— begin DATASET —

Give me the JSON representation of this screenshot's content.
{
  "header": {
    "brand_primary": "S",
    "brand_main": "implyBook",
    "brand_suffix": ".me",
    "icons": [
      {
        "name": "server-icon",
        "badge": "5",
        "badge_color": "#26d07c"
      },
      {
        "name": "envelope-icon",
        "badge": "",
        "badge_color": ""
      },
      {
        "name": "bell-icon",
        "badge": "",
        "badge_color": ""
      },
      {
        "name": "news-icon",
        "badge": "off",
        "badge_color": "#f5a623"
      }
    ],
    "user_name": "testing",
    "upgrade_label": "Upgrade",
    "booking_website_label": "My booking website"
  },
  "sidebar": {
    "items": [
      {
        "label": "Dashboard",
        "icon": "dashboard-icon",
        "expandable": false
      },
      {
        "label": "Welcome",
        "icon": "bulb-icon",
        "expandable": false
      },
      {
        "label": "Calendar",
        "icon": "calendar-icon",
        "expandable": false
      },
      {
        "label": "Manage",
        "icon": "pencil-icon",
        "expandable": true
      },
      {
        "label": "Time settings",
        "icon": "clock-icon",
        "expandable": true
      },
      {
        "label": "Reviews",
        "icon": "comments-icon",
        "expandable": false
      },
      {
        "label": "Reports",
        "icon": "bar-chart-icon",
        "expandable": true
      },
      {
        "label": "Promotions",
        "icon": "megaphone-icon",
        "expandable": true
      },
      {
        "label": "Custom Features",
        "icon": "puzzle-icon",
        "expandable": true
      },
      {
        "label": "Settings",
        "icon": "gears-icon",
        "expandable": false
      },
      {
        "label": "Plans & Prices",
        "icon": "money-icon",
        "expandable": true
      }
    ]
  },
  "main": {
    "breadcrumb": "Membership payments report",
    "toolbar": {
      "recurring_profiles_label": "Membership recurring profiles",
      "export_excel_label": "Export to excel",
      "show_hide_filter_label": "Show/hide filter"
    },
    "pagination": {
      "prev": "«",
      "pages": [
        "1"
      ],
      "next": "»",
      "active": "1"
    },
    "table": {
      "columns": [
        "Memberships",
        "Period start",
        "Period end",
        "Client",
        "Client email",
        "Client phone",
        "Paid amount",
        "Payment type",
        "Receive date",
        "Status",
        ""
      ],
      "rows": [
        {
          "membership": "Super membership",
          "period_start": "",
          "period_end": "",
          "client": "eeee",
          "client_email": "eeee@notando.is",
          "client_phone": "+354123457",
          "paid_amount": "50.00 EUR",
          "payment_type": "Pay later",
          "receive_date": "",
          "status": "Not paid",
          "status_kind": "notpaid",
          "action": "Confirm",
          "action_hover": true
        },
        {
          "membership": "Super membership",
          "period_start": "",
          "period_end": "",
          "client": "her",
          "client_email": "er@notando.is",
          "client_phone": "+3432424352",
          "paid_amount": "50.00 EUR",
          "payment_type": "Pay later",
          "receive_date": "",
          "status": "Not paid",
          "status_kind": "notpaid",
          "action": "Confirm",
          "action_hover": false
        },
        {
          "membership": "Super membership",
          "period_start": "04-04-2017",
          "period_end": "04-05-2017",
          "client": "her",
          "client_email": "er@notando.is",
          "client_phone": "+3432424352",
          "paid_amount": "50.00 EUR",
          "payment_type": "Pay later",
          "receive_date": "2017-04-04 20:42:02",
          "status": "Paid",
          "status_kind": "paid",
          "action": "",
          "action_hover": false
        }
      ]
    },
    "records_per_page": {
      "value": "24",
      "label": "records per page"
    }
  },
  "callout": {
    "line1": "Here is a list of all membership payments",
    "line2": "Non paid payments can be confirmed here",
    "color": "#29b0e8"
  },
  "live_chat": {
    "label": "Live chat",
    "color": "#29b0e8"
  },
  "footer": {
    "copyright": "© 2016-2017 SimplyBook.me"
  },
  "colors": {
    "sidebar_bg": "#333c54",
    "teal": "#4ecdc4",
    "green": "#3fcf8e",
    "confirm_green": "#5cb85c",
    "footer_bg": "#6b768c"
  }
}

— end DATASET —

- _PROBLEM TO SOLVE_: Copy each line of the data above without altering a single character.

- _RESULT OF THIS TASK_:
Give me the JSON representation of this screenshot's content.
{
  "header": {
    "brand_primary": "S",
    "brand_main": "implyBook",
    "brand_suffix": ".me",
    "icons": [
      {
        "name": "server-icon",
        "badge": "5",
        "badge_color": "#26d07c"
      },
      {
        "name": "envelope-icon",
        "badge": "",
        "badge_color": ""
      },
      {
        "name": "bell-icon",
        "badge": "",
        "badge_color": ""
      },
      {
        "name": "news-icon",
        "badge": "off",
        "badge_color": "#f5a623"
      }
    ],
    "user_name": "testing",
    "upgrade_label": "Upgrade",
    "booking_website_label": "My booking website"
  },
  "sidebar": {
    "items": [
      {
        "label": "Dashboard",
        "icon": "dashboard-icon",
        "expandable": false
      },
      {
        "label": "Welcome",
        "icon": "bulb-icon",
        "expandable": false
      },
      {
        "label": "Calendar",
        "icon": "calendar-icon",
        "expandable": false
      },
      {
        "label": "Manage",
        "icon": "pencil-icon",
        "expandable": true
      },
      {
        "label": "Time settings",
        "icon": "clock-icon",
        "expandable": true
      },
      {
        "label": "Reviews",
        "icon": "comments-icon",
        "expandable": false
      },
      {
        "label": "Reports",
        "icon": "bar-chart-icon",
        "expandable": true
      },
      {
        "label": "Promotions",
        "icon": "megaphone-icon",
        "expandable": true
      },
      {
        "label": "Custom Features",
        "icon": "puzzle-icon",
        "expandable": true
      },
      {
        "label": "Settings",
        "icon": "gears-icon",
        "expandable": false
      },
      {
        "label": "Plans & Prices",
        "icon": "money-icon",
        "expandable": true
      }
    ]
  },
  "main": {
    "breadcrumb": "Membership payments report",
    "toolbar": {
      "recurring_profiles_label": "Membership recurring profiles",
      "export_excel_label": "Export to excel",
      "show_hide_filter_label": "Show/hide filter"
    },
    "pagination": {
      "prev": "«",
      "pages": [
        "1"
      ],
      "next": "»",
      "active": "1"
    },
    "table": {
      "columns": [
        "Memberships",
        "Period start",
        "Period end",
        "Client",
        "Client email",
        "Client phone",
        "Paid amount",
        "Payment type",
        "Receive date",
        "Status",
        ""
      ],
      "rows": [
        {
          "membership": "Super membership",
          "period_start": "",
          "period_end": "",
          "client": "eeee",
          "client_email": "eeee@notando.is",
          "client_phone": "+354123457",
          "paid_amount": "50.00 EUR",
          "payment_type": "Pay later",
          "receive_date": "",
          "status": "Not paid",
          "status_kind": "notpaid",
          "action": "Confirm",
          "action_hover": true
        },
        {
          "membership": "Super membership",
          "period_start": "",
          "period_end": "",
          "client": "her",
          "client_email": "er@notando.is",
          "client_phone": "+3432424352",
          "paid_amount": "50.00 EUR",
          "payment_type": "Pay later",
          "receive_date": "",
          "status": "Not paid",
          "status_kind": "notpaid",
          "action": "Confirm",
          "action_hover": false
        },
        {
          "membership": "Super membership",
          "period_start": "04-04-2017",
          "period_end": "04-05-2017",
          "client": "her",
          "client_email": "er@notando.is",
          "client_phone": "+3432424352",
          "paid_amount": "50.00 EUR",
          "payment_type": "Pay later",
          "receive_date": "2017-04-04 20:42:02",
          "status": "Paid",
          "status_kind": "paid",
          "action": "",
          "action_hover": false
        }
      ]
    },
    "records_per_page": {
      "value": "24",
      "label": "records per page"
    }
  },
  "callout": {
    "line1": "Here is a list of all membership payments",
    "line2": "Non paid payments can be confirmed here",
    "color": "#29b0e8"
  },
  "live_chat": {
    "label": "Live chat",
    "color": "#29b0e8"
  },
  "footer": {
    "copyright": "© 2016-2017 SimplyBook.me"
  },
  "colors": {
    "sidebar_bg": "#333c54",
    "teal": "#4ecdc4",
    "green": "#3fcf8e",
    "confirm_green": "#5cb85c",
    "footer_bg": "#6b768c"
  }
}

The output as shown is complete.